**WHAT IS EXPECTED:**
The records below must be transcribed exactly. Do not include the pictures.

**TASK INPUTS:**

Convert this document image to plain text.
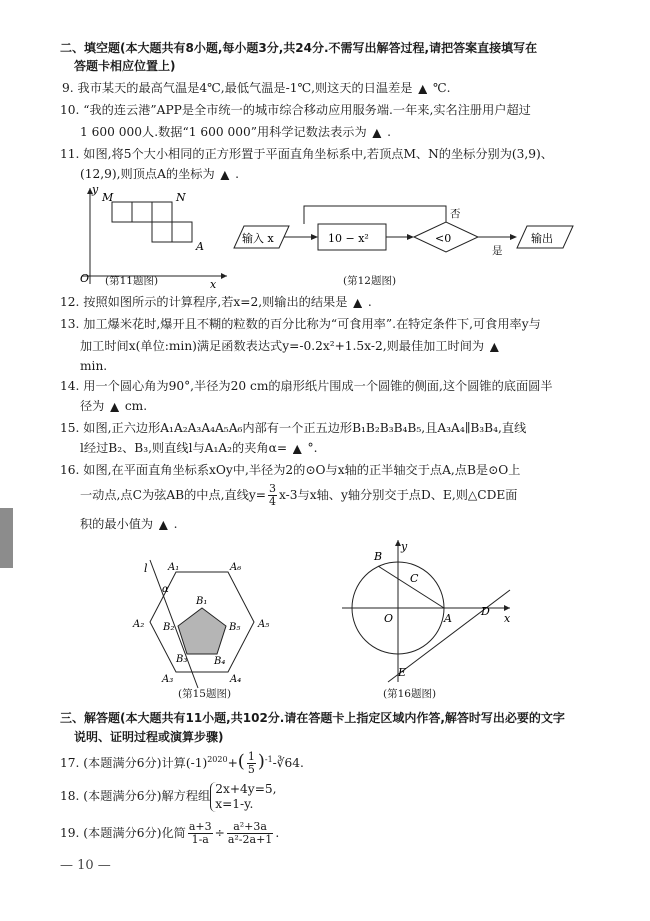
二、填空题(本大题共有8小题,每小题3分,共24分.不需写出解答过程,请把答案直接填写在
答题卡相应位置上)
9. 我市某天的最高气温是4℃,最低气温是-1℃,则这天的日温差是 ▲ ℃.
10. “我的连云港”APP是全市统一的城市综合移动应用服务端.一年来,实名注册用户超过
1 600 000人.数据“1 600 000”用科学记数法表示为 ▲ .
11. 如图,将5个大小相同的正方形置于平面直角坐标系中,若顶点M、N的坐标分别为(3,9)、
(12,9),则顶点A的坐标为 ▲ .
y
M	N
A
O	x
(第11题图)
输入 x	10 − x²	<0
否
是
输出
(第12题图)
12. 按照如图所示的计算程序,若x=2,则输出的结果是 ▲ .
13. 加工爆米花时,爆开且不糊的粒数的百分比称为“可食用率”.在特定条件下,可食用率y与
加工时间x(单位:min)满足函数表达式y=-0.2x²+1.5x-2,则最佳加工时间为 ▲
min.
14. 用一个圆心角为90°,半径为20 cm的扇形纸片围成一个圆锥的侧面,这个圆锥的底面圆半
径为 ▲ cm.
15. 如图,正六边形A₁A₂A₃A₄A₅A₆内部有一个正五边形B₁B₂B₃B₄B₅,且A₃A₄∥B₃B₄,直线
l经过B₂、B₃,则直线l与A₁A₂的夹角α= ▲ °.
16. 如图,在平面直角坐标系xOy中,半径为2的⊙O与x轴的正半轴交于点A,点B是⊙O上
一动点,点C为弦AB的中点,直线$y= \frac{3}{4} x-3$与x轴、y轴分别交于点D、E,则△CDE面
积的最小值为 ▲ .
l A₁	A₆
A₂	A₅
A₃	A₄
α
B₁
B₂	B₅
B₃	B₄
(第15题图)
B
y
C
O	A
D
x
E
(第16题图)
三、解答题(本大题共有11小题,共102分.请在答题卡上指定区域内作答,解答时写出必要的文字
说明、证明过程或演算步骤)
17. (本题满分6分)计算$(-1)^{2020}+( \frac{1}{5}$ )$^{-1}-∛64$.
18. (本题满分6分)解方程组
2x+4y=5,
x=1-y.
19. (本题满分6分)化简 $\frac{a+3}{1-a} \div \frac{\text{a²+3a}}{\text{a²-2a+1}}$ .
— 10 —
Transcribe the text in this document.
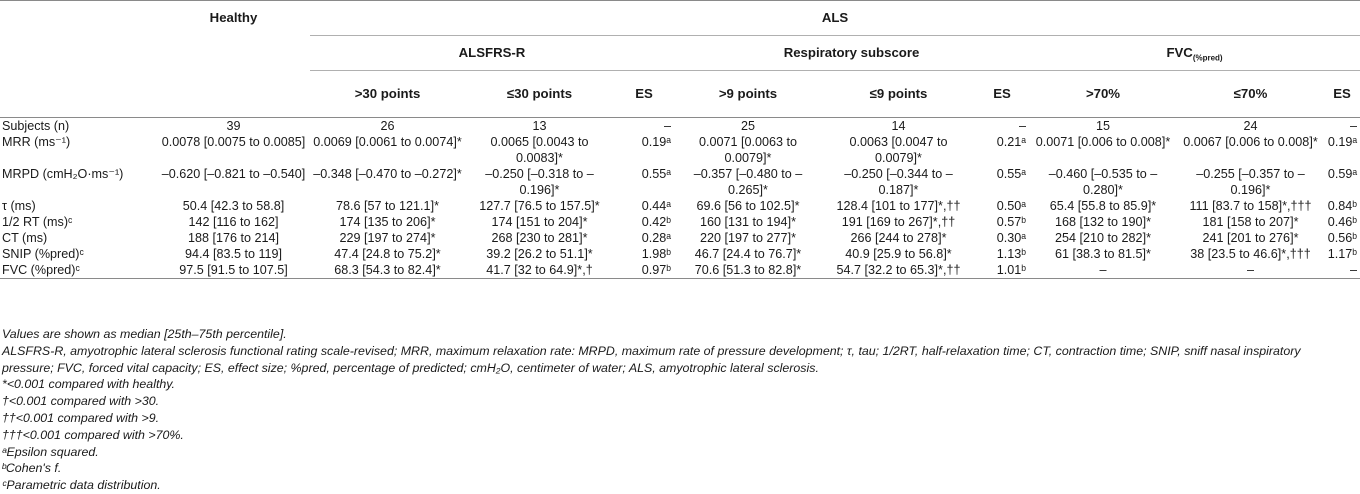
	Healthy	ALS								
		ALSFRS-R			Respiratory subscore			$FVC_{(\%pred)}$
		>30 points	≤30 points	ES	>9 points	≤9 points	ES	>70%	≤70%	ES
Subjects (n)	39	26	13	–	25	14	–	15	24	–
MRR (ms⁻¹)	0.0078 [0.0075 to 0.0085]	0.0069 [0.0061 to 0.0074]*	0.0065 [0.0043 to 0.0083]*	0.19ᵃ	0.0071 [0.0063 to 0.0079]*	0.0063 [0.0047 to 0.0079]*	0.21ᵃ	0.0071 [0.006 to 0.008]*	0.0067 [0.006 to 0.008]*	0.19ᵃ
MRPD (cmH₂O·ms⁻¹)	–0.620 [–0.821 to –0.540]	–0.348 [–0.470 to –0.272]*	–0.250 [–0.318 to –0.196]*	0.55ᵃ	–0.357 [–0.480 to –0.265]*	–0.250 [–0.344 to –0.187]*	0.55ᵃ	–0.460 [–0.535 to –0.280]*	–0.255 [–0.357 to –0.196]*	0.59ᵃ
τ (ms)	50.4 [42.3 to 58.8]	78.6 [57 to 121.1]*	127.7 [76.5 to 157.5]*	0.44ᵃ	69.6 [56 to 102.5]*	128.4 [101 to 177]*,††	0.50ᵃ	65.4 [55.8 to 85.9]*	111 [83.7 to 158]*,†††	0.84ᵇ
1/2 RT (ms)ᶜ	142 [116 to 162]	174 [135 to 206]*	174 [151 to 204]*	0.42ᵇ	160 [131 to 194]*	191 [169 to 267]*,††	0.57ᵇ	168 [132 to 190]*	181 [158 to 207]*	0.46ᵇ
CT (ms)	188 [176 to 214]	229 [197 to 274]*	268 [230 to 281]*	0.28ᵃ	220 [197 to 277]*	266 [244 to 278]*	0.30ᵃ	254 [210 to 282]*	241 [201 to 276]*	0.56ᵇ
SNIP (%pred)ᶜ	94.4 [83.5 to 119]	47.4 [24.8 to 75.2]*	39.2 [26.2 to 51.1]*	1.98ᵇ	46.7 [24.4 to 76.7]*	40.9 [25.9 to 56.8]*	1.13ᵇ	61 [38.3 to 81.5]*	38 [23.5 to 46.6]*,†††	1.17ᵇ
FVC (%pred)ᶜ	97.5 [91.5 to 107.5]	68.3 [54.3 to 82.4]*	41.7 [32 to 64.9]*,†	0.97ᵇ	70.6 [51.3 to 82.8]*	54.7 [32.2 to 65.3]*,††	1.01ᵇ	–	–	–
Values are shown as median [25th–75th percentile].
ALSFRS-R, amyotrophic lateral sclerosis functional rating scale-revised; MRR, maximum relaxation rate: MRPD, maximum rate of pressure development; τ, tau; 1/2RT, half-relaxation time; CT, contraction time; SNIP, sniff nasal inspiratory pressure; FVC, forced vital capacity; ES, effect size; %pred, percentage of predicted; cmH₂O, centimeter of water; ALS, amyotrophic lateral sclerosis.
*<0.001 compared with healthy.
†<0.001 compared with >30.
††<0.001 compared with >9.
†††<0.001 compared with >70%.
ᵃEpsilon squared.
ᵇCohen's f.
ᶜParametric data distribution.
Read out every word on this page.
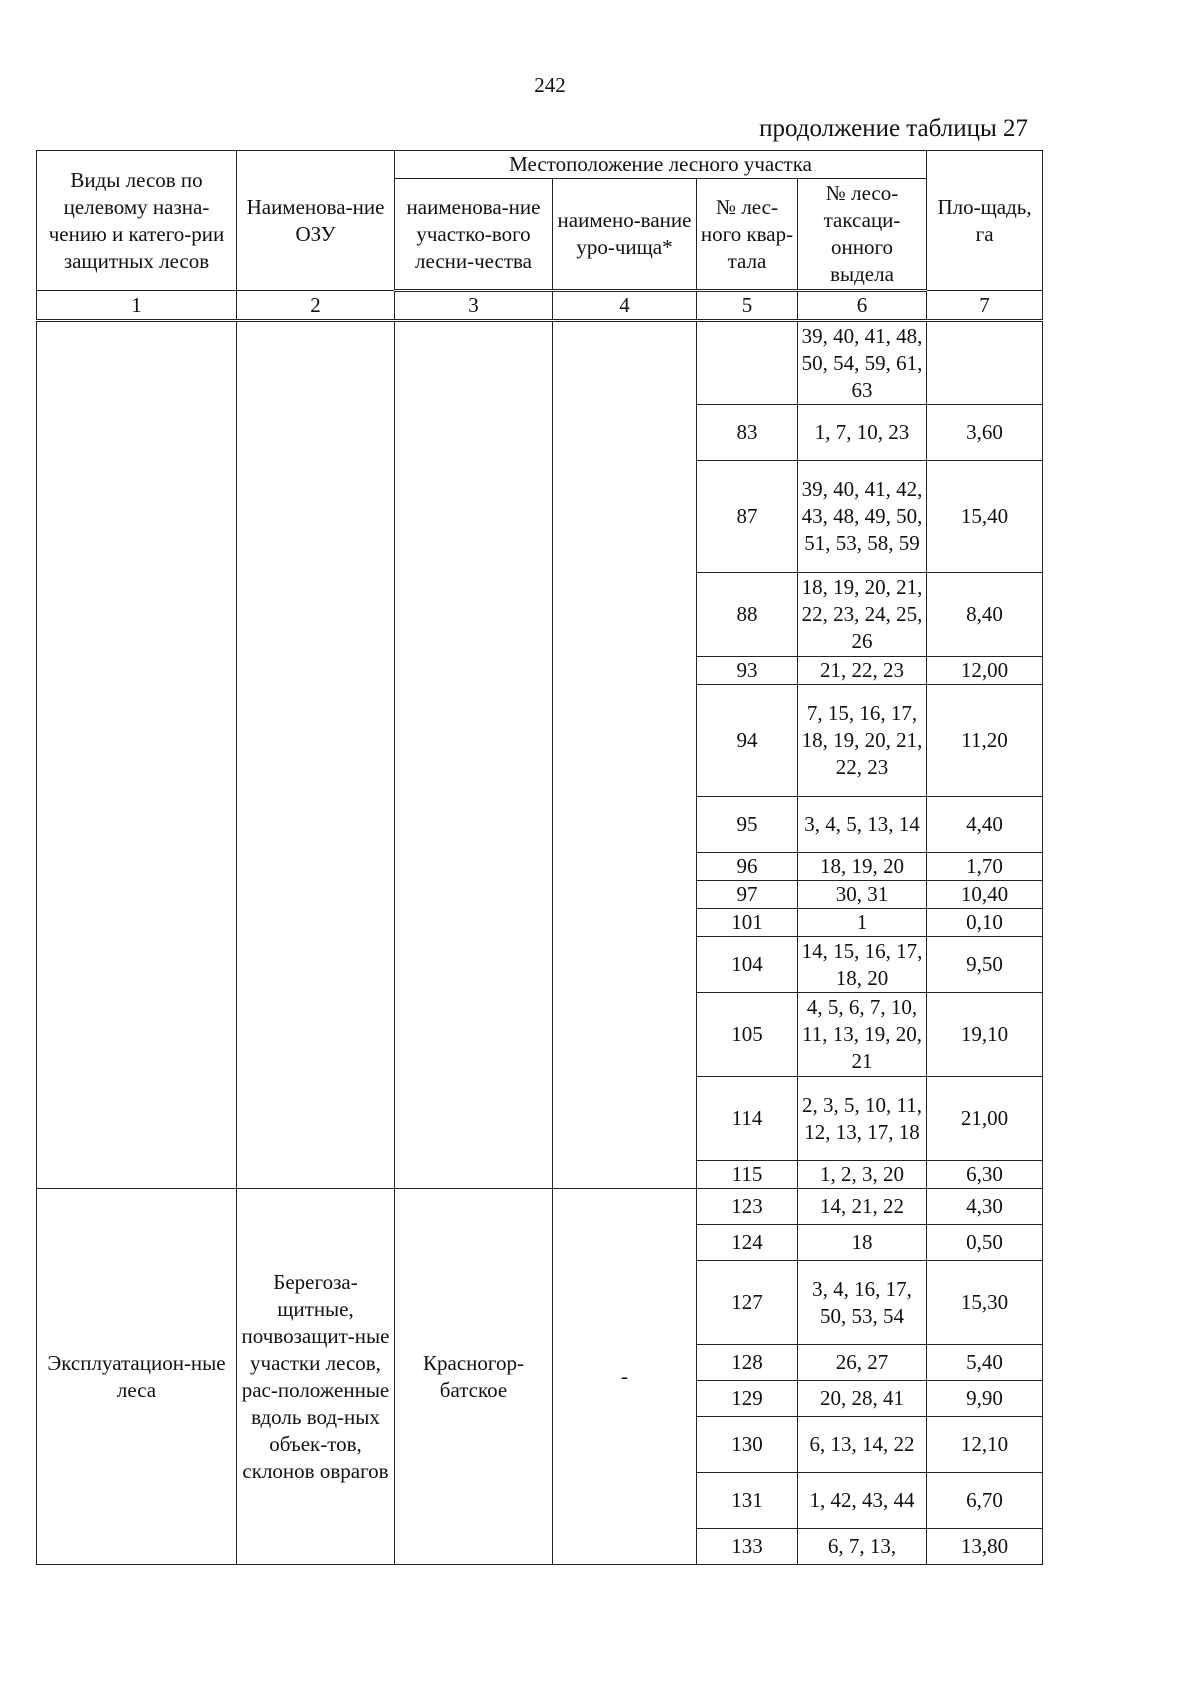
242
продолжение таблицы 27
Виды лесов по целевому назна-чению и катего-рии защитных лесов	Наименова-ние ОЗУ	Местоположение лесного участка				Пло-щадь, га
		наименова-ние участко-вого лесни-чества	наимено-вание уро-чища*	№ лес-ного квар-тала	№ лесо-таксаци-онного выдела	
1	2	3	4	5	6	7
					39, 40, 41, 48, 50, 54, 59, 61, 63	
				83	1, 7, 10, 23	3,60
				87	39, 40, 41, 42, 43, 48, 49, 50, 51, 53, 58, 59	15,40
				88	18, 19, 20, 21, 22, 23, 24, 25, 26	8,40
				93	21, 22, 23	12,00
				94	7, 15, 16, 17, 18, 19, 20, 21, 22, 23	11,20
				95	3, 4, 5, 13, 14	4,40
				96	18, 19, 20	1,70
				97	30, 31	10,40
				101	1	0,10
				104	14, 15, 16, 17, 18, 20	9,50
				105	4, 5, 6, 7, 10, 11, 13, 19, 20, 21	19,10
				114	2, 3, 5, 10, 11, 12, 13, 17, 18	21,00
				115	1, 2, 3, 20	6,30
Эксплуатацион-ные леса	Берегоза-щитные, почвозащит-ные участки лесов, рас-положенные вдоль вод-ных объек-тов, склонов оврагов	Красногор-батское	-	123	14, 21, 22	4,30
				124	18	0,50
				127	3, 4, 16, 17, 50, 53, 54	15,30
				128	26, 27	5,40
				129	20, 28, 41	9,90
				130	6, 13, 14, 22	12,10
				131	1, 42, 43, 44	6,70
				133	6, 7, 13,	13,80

**REPLY:**
Convert this document image to plain text.
二、填空题(本大题共有8小题,每小题3分,共24分.不需写出解答过程,请把答案直接填写在
答题卡相应位置上)
9. 我市某天的最高气温是4℃,最低气温是-1℃,则这天的日温差是 ▲ ℃.
10. “我的连云港”APP是全市统一的城市综合移动应用服务端.一年来,实名注册用户超过
1 600 000人.数据“1 600 000”用科学记数法表示为 ▲ .
11. 如图,将5个大小相同的正方形置于平面直角坐标系中,若顶点M、N的坐标分别为(3,9)、
(12,9),则顶点A的坐标为 ▲ .
y
M	N
A
O	x
(第11题图)
输入 x	10 − x²	<0
否
是
输出
(第12题图)
12. 按照如图所示的计算程序,若x=2,则输出的结果是 ▲ .
13. 加工爆米花时,爆开且不糊的粒数的百分比称为“可食用率”.在特定条件下,可食用率y与
加工时间x(单位:min)满足函数表达式y=-0.2x²+1.5x-2,则最佳加工时间为 ▲
min.
14. 用一个圆心角为90°,半径为20 cm的扇形纸片围成一个圆锥的侧面,这个圆锥的底面圆半
径为 ▲ cm.
15. 如图,正六边形A₁A₂A₃A₄A₅A₆内部有一个正五边形B₁B₂B₃B₄B₅,且A₃A₄∥B₃B₄,直线
l经过B₂、B₃,则直线l与A₁A₂的夹角α= ▲ °.
16. 如图,在平面直角坐标系xOy中,半径为2的⊙O与x轴的正半轴交于点A,点B是⊙O上
一动点,点C为弦AB的中点,直线$y= \frac{3}{4} x-3$与x轴、y轴分别交于点D、E,则△CDE面
积的最小值为 ▲ .
l A₁	A₆
A₂	A₅
A₃	A₄
α
B₁
B₂	B₅
B₃	B₄
(第15题图)
B
y
C
O	A
D
x
E
(第16题图)
三、解答题(本大题共有11小题,共102分.请在答题卡上指定区域内作答,解答时写出必要的文字
说明、证明过程或演算步骤)
17. (本题满分6分)计算$(-1)^{2020}+( \frac{1}{5}$ )$^{-1}-∛64$.
18. (本题满分6分)解方程组
2x+4y=5,
x=1-y.
19. (本题满分6分)化简 $\frac{a+3}{1-a} \div \frac{\text{a²+3a}}{\text{a²-2a+1}}$ .
— 10 —
Transcribe the text in this document.
	Healthy	ALS								
		ALSFRS-R			Respiratory subscore			$FVC_{(\%pred)}$
		>30 points	≤30 points	ES	>9 points	≤9 points	ES	>70%	≤70%	ES
Subjects (n)	39	26	13	–	25	14	–	15	24	–
MRR (ms⁻¹)	0.0078 [0.0075 to 0.0085]	0.0069 [0.0061 to 0.0074]*	0.0065 [0.0043 to 0.0083]*	0.19ᵃ	0.0071 [0.0063 to 0.0079]*	0.0063 [0.0047 to 0.0079]*	0.21ᵃ	0.0071 [0.006 to 0.008]*	0.0067 [0.006 to 0.008]*	0.19ᵃ
MRPD (cmH₂O·ms⁻¹)	–0.620 [–0.821 to –0.540]	–0.348 [–0.470 to –0.272]*	–0.250 [–0.318 to –0.196]*	0.55ᵃ	–0.357 [–0.480 to –0.265]*	–0.250 [–0.344 to –0.187]*	0.55ᵃ	–0.460 [–0.535 to –0.280]*	–0.255 [–0.357 to –0.196]*	0.59ᵃ
τ (ms)	50.4 [42.3 to 58.8]	78.6 [57 to 121.1]*	127.7 [76.5 to 157.5]*	0.44ᵃ	69.6 [56 to 102.5]*	128.4 [101 to 177]*,††	0.50ᵃ	65.4 [55.8 to 85.9]*	111 [83.7 to 158]*,†††	0.84ᵇ
1/2 RT (ms)ᶜ	142 [116 to 162]	174 [135 to 206]*	174 [151 to 204]*	0.42ᵇ	160 [131 to 194]*	191 [169 to 267]*,††	0.57ᵇ	168 [132 to 190]*	181 [158 to 207]*	0.46ᵇ
CT (ms)	188 [176 to 214]	229 [197 to 274]*	268 [230 to 281]*	0.28ᵃ	220 [197 to 277]*	266 [244 to 278]*	0.30ᵃ	254 [210 to 282]*	241 [201 to 276]*	0.56ᵇ
SNIP (%pred)ᶜ	94.4 [83.5 to 119]	47.4 [24.8 to 75.2]*	39.2 [26.2 to 51.1]*	1.98ᵇ	46.7 [24.4 to 76.7]*	40.9 [25.9 to 56.8]*	1.13ᵇ	61 [38.3 to 81.5]*	38 [23.5 to 46.6]*,†††	1.17ᵇ
FVC (%pred)ᶜ	97.5 [91.5 to 107.5]	68.3 [54.3 to 82.4]*	41.7 [32 to 64.9]*,†	0.97ᵇ	70.6 [51.3 to 82.8]*	54.7 [32.2 to 65.3]*,††	1.01ᵇ	–	–	–
Values are shown as median [25th–75th percentile].
ALSFRS-R, amyotrophic lateral sclerosis functional rating scale-revised; MRR, maximum relaxation rate: MRPD, maximum rate of pressure development; τ, tau; 1/2RT, half-relaxation time; CT, contraction time; SNIP, sniff nasal inspiratory pressure; FVC, forced vital capacity; ES, effect size; %pred, percentage of predicted; cmH₂O, centimeter of water; ALS, amyotrophic lateral sclerosis.
*<0.001 compared with healthy.
†<0.001 compared with >30.
††<0.001 compared with >9.
†††<0.001 compared with >70%.
ᵃEpsilon squared.
ᵇCohen's f.
ᶜParametric data distribution.
Read out every word on this page.
242
продолжение таблицы 27
Виды лесов по целевому назна-чению и катего-рии защитных лесов	Наименова-ние ОЗУ	Местоположение лесного участка				Пло-щадь, га
		наименова-ние участко-вого лесни-чества	наимено-вание уро-чища*	№ лес-ного квар-тала	№ лесо-таксаци-онного выдела	
1	2	3	4	5	6	7
					39, 40, 41, 48, 50, 54, 59, 61, 63	
				83	1, 7, 10, 23	3,60
				87	39, 40, 41, 42, 43, 48, 49, 50, 51, 53, 58, 59	15,40
				88	18, 19, 20, 21, 22, 23, 24, 25, 26	8,40
				93	21, 22, 23	12,00
				94	7, 15, 16, 17, 18, 19, 20, 21, 22, 23	11,20
				95	3, 4, 5, 13, 14	4,40
				96	18, 19, 20	1,70
				97	30, 31	10,40
				101	1	0,10
				104	14, 15, 16, 17, 18, 20	9,50
				105	4, 5, 6, 7, 10, 11, 13, 19, 20, 21	19,10
				114	2, 3, 5, 10, 11, 12, 13, 17, 18	21,00
				115	1, 2, 3, 20	6,30
Эксплуатацион-ные леса	Берегоза-щитные, почвозащит-ные участки лесов, рас-положенные вдоль вод-ных объек-тов, склонов оврагов	Красногор-батское	-	123	14, 21, 22	4,30
				124	18	0,50
				127	3, 4, 16, 17, 50, 53, 54	15,30
				128	26, 27	5,40
				129	20, 28, 41	9,90
				130	6, 13, 14, 22	12,10
				131	1, 42, 43, 44	6,70
				133	6, 7, 13,	13,80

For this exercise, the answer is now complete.